> **Task objective**: "Costos" appears in how many lines of the entries? State only the number.

> **Exercise input**:
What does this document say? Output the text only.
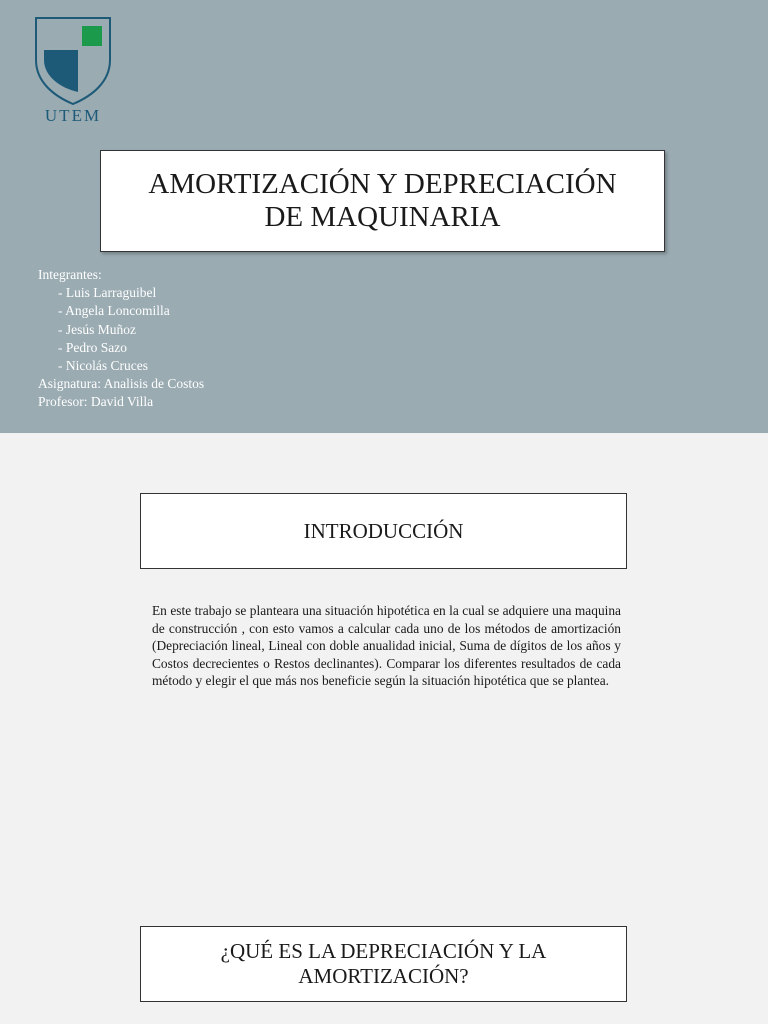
UTEM
AMORTIZACIÓN Y DEPRECIACIÓN
DE MAQUINARIA
Integrantes:
- Luis Larraguibel
- Angela Loncomilla
- Jesús Muñoz
- Pedro Sazo
- Nicolás Cruces
Asignatura: Analisis de Costos
Profesor: David Villa
INTRODUCCIÓN
En este trabajo se planteara una situación hipotética en la cual se adquiere una maquina de construcción , con esto vamos a calcular cada uno de los métodos de amortización (Depreciación lineal, Lineal con doble anualidad inicial, Suma de dígitos de los años y Costos decrecientes o Restos declinantes). Comparar los diferentes resultados de cada método y elegir el que más nos beneficie según la situación hipotética que se plantea.
¿QUÉ ES LA DEPRECIACIÓN Y LA
AMORTIZACIÓN?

> **Correct result**: 2